[Entries taken from a collection]
►
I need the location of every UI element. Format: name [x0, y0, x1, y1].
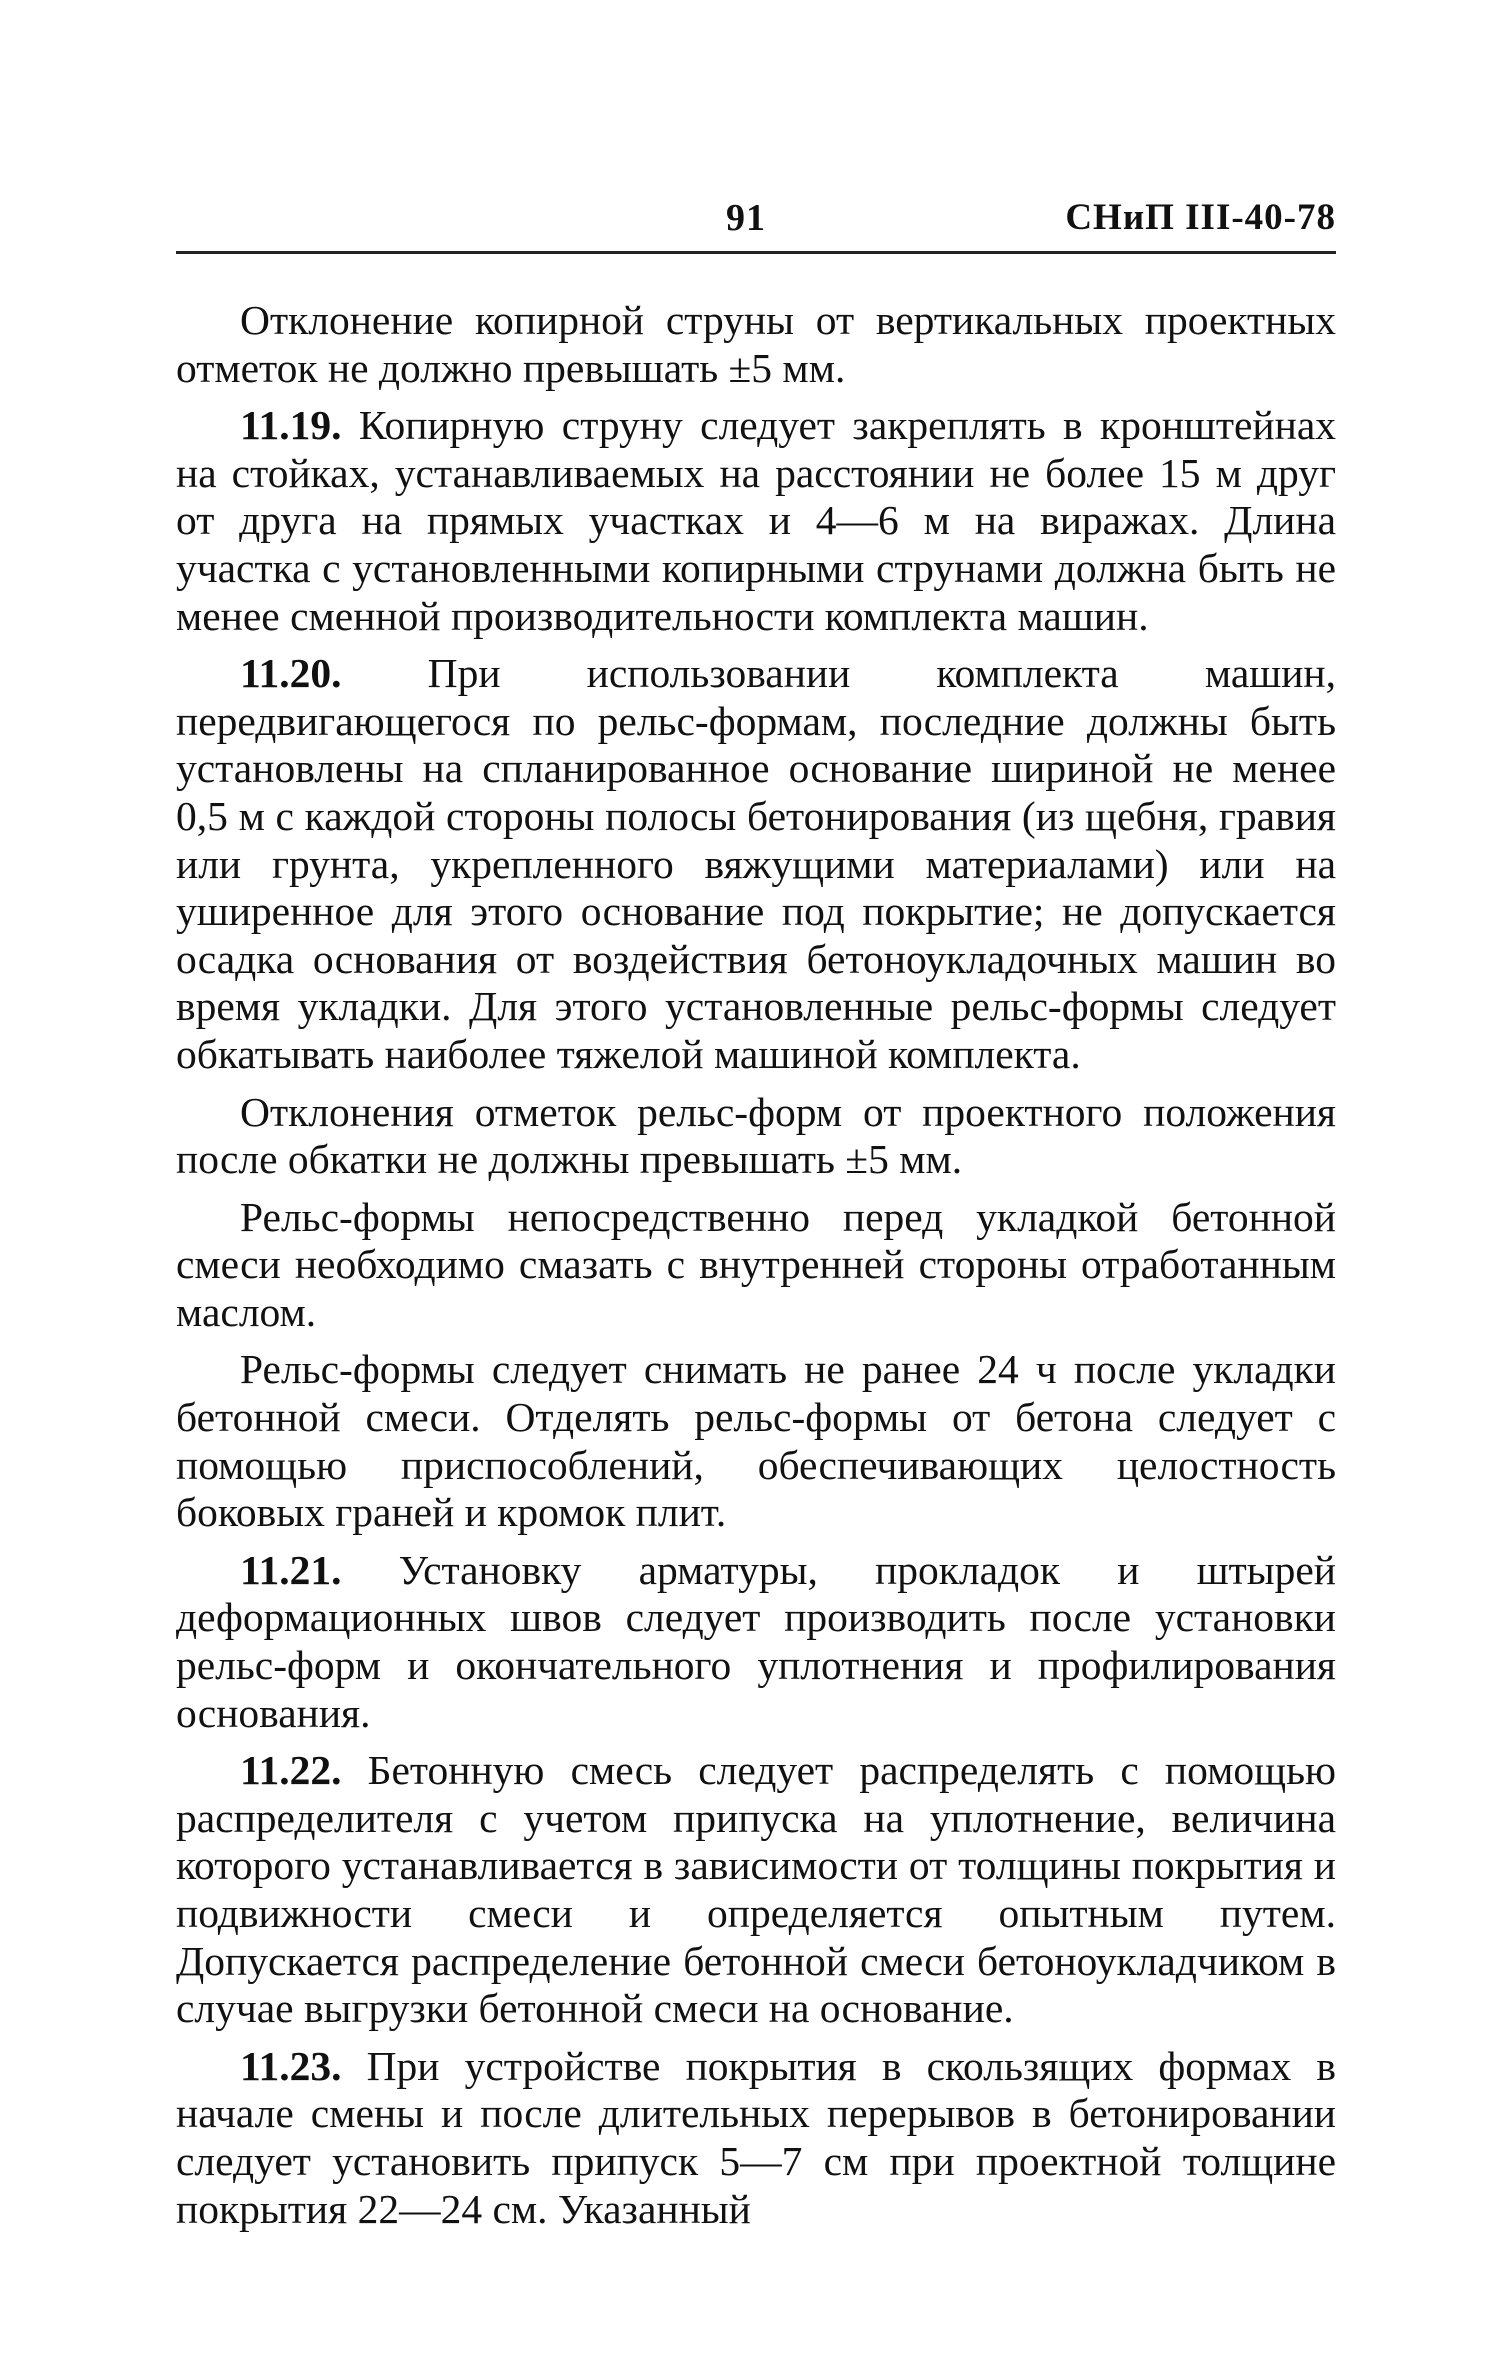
page-header — [176, 196, 1336, 256]
clause-number: 11.23. — [240, 2042, 342, 2089]
paragraph — [176, 1194, 1336, 1337]
paragraph-text: Рельс-формы следует снимать не ранее 24 ч после укладки бетонной смеси. Отделять рельс-формы от бетона следует с помощью приспособлений, обеспечивающих целостность боковых граней и кромок плит. — [176, 1346, 1336, 1536]
paragraph — [176, 1089, 1336, 1184]
clause-number: 11.20. — [240, 650, 342, 697]
body-text — [176, 297, 1336, 2233]
clause-number: 11.19. — [240, 402, 342, 449]
paragraph — [176, 1747, 1336, 2033]
document-code: СНиП III-40-78 — [1065, 197, 1336, 238]
paragraph — [176, 1547, 1336, 1737]
paragraph — [176, 297, 1336, 392]
paragraph-text: Копирную струну следует закреплять в кронштейнах на стойках, устанавливаемых на расстоянии не более 15 м друг от друга на прямых участках и 4—6 м на виражах. Длина участка с установленными копирными струнами должна быть не менее сменной производительности комплекта машин. — [176, 402, 1337, 639]
paragraph-text: Рельс-формы непосредственно перед укладкой бетонной смеси необходимо смазать с внутренней стороны отработанным маслом. — [176, 1193, 1336, 1335]
paragraph — [176, 402, 1336, 640]
paragraph-text: Установку арматуры, прокладок и штырей деформационных швов следует производить после установки рельс-форм и окончательного уплотнения и профилирования основания. — [176, 1546, 1337, 1736]
paragraph — [176, 650, 1336, 1078]
clause-number: 11.22. — [240, 1747, 342, 1794]
page-number: 91 — [726, 197, 766, 239]
clause-number: 11.21. — [240, 1546, 342, 1593]
paragraph-text: Бетонную смесь следует распределять с помощью распределителя с учетом припуска на уплотнение, величина которого устанавливается в зависимости от толщины покрытия и подвижности смеси и определяется опытным путем. Допускается распределение бетонной смеси бетоноукладчиком в случае выгрузки бетонной смеси на основание. — [176, 1747, 1336, 2032]
paragraph — [176, 2043, 1336, 2233]
header-divider — [176, 251, 1336, 254]
paragraph-text: При использовании комплекта машин, передвигающегося по рельс-формам, последние должны быть установлены на спланированное основание шириной не менее 0,5 м с каждой стороны полосы бетонирования (из щебня, гравия или грунта, укрепленного вяжущими материалами) или на уширенное для этого основание под покрытие; не допускается осадка основания от воздействия бетоноукладочных машин во время укладки. Для этого установленные рельс-формы следует обкатывать наиболее тяжелой машиной комплекта. — [176, 650, 1336, 1077]
paragraph-text: Отклонения отметок рельс-форм от проектного положения после обкатки не должны превышать ±5 мм. — [176, 1088, 1336, 1183]
paragraph — [176, 1346, 1336, 1536]
paragraph-text: При устройстве покрытия в скользящих формах в начале смены и после длительных перерывов в бетонировании следует установить припуск 5—7 см при проектной толщине покрытия 22—24 см. Указанный — [176, 2042, 1336, 2232]
paragraph-text: Отклонение копирной струны от вертикальных проектных отметок не должно превышать ±5 мм. — [176, 297, 1336, 391]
◄
_Goal_
List every line of the records above that contains the word "быть".

_Task output_
paragraph-text: Копирную струну следует закреплять в кронштейнах на стойках, устанавливаемых на расстоянии не более 15 м друг от друга на прямых участках и 4—6 м на виражах. Длина участка с установленными копирными струнами должна быть не менее сменной производительности комплекта машин. — [176, 402, 1337, 639]
paragraph-text: При использовании комплекта машин, передвигающегося по рельс-формам, последние должны быть установлены на спланированное основание шириной не менее 0,5 м с каждой стороны полосы бетонирования (из щебня, гравия или грунта, укрепленного вяжущими материалами) или на уширенное для этого основание под покрытие; не допускается осадка основания от воздействия бетоноукладочных машин во время укладки. Для этого установленные рельс-формы следует обкатывать наиболее тяжелой машиной комплекта. — [176, 650, 1336, 1077]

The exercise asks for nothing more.